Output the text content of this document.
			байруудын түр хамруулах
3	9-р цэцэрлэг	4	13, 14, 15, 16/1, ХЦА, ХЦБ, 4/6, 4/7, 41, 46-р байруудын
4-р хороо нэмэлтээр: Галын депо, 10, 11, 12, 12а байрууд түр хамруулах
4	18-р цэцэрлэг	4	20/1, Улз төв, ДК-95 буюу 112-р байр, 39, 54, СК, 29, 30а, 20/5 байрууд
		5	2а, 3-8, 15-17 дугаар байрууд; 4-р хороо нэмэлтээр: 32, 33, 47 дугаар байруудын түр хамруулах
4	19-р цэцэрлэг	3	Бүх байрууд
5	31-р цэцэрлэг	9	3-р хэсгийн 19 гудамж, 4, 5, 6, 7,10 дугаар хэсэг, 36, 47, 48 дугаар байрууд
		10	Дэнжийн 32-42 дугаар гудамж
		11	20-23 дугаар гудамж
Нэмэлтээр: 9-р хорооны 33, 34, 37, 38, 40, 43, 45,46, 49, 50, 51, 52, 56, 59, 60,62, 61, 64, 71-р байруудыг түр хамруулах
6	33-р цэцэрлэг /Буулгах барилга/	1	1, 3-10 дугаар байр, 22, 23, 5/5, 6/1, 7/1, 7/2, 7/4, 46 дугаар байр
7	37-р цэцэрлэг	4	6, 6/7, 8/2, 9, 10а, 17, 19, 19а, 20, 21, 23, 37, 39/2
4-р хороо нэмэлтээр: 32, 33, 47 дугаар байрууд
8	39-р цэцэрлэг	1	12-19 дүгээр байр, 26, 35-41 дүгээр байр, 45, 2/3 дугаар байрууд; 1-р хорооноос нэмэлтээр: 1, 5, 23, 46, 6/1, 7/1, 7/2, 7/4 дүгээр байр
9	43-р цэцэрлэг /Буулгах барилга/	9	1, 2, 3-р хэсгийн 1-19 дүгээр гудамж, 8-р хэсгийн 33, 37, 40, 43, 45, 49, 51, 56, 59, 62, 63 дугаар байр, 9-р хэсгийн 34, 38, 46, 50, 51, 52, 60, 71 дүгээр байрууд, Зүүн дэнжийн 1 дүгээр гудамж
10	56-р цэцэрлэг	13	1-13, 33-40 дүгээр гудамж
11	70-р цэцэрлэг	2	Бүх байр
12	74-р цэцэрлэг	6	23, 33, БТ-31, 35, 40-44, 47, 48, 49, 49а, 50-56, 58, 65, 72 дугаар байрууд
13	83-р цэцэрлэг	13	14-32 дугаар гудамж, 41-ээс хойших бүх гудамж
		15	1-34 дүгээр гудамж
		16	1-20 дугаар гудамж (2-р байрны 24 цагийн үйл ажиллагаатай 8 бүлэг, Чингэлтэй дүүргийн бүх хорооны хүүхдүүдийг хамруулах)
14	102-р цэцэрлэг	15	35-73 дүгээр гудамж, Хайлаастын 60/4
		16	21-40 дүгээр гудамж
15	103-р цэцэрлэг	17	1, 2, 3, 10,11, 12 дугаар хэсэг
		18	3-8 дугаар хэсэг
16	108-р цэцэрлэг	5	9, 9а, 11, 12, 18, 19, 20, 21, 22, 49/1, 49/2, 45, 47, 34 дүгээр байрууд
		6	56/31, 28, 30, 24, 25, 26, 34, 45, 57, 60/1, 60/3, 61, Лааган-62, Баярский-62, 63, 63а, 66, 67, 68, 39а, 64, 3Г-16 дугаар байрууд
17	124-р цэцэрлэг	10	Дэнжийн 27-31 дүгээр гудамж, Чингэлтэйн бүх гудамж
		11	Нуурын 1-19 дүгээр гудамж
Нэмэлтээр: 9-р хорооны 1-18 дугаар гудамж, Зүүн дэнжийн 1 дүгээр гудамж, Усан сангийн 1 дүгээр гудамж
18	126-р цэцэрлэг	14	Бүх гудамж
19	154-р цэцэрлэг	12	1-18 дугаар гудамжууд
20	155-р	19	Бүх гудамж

Set task: Looking at the records above, tally the lines holding "Буулгах" and reply with that number only.

Complete answer: 2